▶ Directive:
Give all of the lines again, with nothing added or dropped.

Collection entries
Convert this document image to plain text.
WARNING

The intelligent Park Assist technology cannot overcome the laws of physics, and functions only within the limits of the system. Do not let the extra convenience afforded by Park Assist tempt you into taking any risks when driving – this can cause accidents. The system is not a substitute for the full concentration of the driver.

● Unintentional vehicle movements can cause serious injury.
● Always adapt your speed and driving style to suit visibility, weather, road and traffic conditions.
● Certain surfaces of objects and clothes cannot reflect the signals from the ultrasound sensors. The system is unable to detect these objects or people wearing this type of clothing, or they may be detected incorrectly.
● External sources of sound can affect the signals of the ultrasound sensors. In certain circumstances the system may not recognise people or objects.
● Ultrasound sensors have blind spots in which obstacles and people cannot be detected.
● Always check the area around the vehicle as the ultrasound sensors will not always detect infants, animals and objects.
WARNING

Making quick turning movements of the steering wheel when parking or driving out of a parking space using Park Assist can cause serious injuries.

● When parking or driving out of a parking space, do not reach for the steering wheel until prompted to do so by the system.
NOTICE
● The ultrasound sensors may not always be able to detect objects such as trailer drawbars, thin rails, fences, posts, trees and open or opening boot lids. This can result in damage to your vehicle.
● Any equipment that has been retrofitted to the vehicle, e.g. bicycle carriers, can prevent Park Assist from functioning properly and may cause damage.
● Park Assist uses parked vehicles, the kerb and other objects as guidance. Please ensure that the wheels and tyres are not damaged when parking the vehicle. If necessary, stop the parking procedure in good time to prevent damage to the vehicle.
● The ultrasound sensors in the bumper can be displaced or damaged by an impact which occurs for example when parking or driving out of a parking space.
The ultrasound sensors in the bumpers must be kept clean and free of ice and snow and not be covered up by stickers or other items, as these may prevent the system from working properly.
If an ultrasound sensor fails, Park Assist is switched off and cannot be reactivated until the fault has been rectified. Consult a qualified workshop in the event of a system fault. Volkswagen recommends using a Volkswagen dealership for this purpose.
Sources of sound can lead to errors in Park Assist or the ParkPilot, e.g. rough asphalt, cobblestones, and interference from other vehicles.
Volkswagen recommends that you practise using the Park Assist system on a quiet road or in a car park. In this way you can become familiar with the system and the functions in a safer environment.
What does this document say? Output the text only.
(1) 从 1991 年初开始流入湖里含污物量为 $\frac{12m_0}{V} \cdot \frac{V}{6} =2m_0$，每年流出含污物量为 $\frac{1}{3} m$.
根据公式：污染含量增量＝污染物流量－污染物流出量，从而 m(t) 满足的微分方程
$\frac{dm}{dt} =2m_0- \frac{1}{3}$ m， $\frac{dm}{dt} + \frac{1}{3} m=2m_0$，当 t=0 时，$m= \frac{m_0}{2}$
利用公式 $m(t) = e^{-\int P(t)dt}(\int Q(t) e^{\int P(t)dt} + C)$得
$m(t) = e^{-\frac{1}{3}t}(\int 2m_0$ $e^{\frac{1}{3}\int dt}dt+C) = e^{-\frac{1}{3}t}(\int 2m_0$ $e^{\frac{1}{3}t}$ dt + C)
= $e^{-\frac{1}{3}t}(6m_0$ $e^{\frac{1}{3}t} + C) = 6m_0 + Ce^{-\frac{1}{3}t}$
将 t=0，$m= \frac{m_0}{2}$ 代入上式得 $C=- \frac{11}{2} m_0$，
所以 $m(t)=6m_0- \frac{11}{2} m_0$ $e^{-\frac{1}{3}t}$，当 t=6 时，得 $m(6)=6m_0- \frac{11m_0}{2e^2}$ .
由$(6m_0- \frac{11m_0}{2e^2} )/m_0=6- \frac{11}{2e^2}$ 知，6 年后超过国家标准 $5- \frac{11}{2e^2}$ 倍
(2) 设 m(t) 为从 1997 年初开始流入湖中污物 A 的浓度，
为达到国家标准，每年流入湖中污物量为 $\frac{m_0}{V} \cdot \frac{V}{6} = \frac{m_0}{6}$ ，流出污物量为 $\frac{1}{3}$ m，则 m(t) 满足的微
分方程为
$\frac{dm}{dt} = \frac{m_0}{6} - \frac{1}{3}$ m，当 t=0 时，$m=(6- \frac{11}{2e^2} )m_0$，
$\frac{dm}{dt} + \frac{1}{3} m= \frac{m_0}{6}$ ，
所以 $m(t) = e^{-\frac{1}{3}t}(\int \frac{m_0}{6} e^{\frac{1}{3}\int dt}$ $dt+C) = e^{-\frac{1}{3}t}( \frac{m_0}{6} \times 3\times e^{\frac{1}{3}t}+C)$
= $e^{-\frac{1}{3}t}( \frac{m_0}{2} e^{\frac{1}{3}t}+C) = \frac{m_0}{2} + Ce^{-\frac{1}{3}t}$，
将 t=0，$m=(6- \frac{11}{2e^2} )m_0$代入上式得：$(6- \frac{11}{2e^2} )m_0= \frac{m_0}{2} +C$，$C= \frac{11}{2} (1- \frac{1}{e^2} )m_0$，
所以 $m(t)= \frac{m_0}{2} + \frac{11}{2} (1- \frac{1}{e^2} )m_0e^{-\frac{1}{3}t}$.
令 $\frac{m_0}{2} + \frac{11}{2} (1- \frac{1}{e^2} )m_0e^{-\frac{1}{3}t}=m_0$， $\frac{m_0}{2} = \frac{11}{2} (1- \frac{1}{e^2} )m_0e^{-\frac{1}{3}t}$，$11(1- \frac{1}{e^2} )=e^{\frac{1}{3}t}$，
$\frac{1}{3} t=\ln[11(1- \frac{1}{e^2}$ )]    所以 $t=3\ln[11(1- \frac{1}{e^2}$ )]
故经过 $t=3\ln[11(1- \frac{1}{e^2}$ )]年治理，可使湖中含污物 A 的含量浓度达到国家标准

▶ Exercise output:
Convert this document image to plain text.
WARNING

The intelligent Park Assist technology cannot overcome the laws of physics, and functions only within the limits of the system. Do not let the extra convenience afforded by Park Assist tempt you into taking any risks when driving – this can cause accidents. The system is not a substitute for the full concentration of the driver.

● Unintentional vehicle movements can cause serious injury.
● Always adapt your speed and driving style to suit visibility, weather, road and traffic conditions.
● Certain surfaces of objects and clothes cannot reflect the signals from the ultrasound sensors. The system is unable to detect these objects or people wearing this type of clothing, or they may be detected incorrectly.
● External sources of sound can affect the signals of the ultrasound sensors. In certain circumstances the system may not recognise people or objects.
● Ultrasound sensors have blind spots in which obstacles and people cannot be detected.
● Always check the area around the vehicle as the ultrasound sensors will not always detect infants, animals and objects.
WARNING

Making quick turning movements of the steering wheel when parking or driving out of a parking space using Park Assist can cause serious injuries.

● When parking or driving out of a parking space, do not reach for the steering wheel until prompted to do so by the system.
NOTICE
● The ultrasound sensors may not always be able to detect objects such as trailer drawbars, thin rails, fences, posts, trees and open or opening boot lids. This can result in damage to your vehicle.
● Any equipment that has been retrofitted to the vehicle, e.g. bicycle carriers, can prevent Park Assist from functioning properly and may cause damage.
● Park Assist uses parked vehicles, the kerb and other objects as guidance. Please ensure that the wheels and tyres are not damaged when parking the vehicle. If necessary, stop the parking procedure in good time to prevent damage to the vehicle.
● The ultrasound sensors in the bumper can be displaced or damaged by an impact which occurs for example when parking or driving out of a parking space.
The ultrasound sensors in the bumpers must be kept clean and free of ice and snow and not be covered up by stickers or other items, as these may prevent the system from working properly.
If an ultrasound sensor fails, Park Assist is switched off and cannot be reactivated until the fault has been rectified. Consult a qualified workshop in the event of a system fault. Volkswagen recommends using a Volkswagen dealership for this purpose.
Sources of sound can lead to errors in Park Assist or the ParkPilot, e.g. rough asphalt, cobblestones, and interference from other vehicles.
Volkswagen recommends that you practise using the Park Assist system on a quiet road or in a car park. In this way you can become familiar with the system and the functions in a safer environment.
What does this document say? Output the text only.
(1) 从 1991 年初开始流入湖里含污物量为 $\frac{12m_0}{V} \cdot \frac{V}{6} =2m_0$，每年流出含污物量为 $\frac{1}{3} m$.
根据公式：污染含量增量＝污染物流量－污染物流出量，从而 m(t) 满足的微分方程
$\frac{dm}{dt} =2m_0- \frac{1}{3}$ m， $\frac{dm}{dt} + \frac{1}{3} m=2m_0$，当 t=0 时，$m= \frac{m_0}{2}$
利用公式 $m(t) = e^{-\int P(t)dt}(\int Q(t) e^{\int P(t)dt} + C)$得
$m(t) = e^{-\frac{1}{3}t}(\int 2m_0$ $e^{\frac{1}{3}\int dt}dt+C) = e^{-\frac{1}{3}t}(\int 2m_0$ $e^{\frac{1}{3}t}$ dt + C)
= $e^{-\frac{1}{3}t}(6m_0$ $e^{\frac{1}{3}t} + C) = 6m_0 + Ce^{-\frac{1}{3}t}$
将 t=0，$m= \frac{m_0}{2}$ 代入上式得 $C=- \frac{11}{2} m_0$，
所以 $m(t)=6m_0- \frac{11}{2} m_0$ $e^{-\frac{1}{3}t}$，当 t=6 时，得 $m(6)=6m_0- \frac{11m_0}{2e^2}$ .
由$(6m_0- \frac{11m_0}{2e^2} )/m_0=6- \frac{11}{2e^2}$ 知，6 年后超过国家标准 $5- \frac{11}{2e^2}$ 倍
(2) 设 m(t) 为从 1997 年初开始流入湖中污物 A 的浓度，
为达到国家标准，每年流入湖中污物量为 $\frac{m_0}{V} \cdot \frac{V}{6} = \frac{m_0}{6}$ ，流出污物量为 $\frac{1}{3}$ m，则 m(t) 满足的微
分方程为
$\frac{dm}{dt} = \frac{m_0}{6} - \frac{1}{3}$ m，当 t=0 时，$m=(6- \frac{11}{2e^2} )m_0$，
$\frac{dm}{dt} + \frac{1}{3} m= \frac{m_0}{6}$ ，
所以 $m(t) = e^{-\frac{1}{3}t}(\int \frac{m_0}{6} e^{\frac{1}{3}\int dt}$ $dt+C) = e^{-\frac{1}{3}t}( \frac{m_0}{6} \times 3\times e^{\frac{1}{3}t}+C)$
= $e^{-\frac{1}{3}t}( \frac{m_0}{2} e^{\frac{1}{3}t}+C) = \frac{m_0}{2} + Ce^{-\frac{1}{3}t}$，
将 t=0，$m=(6- \frac{11}{2e^2} )m_0$代入上式得：$(6- \frac{11}{2e^2} )m_0= \frac{m_0}{2} +C$，$C= \frac{11}{2} (1- \frac{1}{e^2} )m_0$，
所以 $m(t)= \frac{m_0}{2} + \frac{11}{2} (1- \frac{1}{e^2} )m_0e^{-\frac{1}{3}t}$.
令 $\frac{m_0}{2} + \frac{11}{2} (1- \frac{1}{e^2} )m_0e^{-\frac{1}{3}t}=m_0$， $\frac{m_0}{2} = \frac{11}{2} (1- \frac{1}{e^2} )m_0e^{-\frac{1}{3}t}$，$11(1- \frac{1}{e^2} )=e^{\frac{1}{3}t}$，
$\frac{1}{3} t=\ln[11(1- \frac{1}{e^2}$ )]    所以 $t=3\ln[11(1- \frac{1}{e^2}$ )]
故经过 $t=3\ln[11(1- \frac{1}{e^2}$ )]年治理，可使湖中含污物 A 的含量浓度达到国家标准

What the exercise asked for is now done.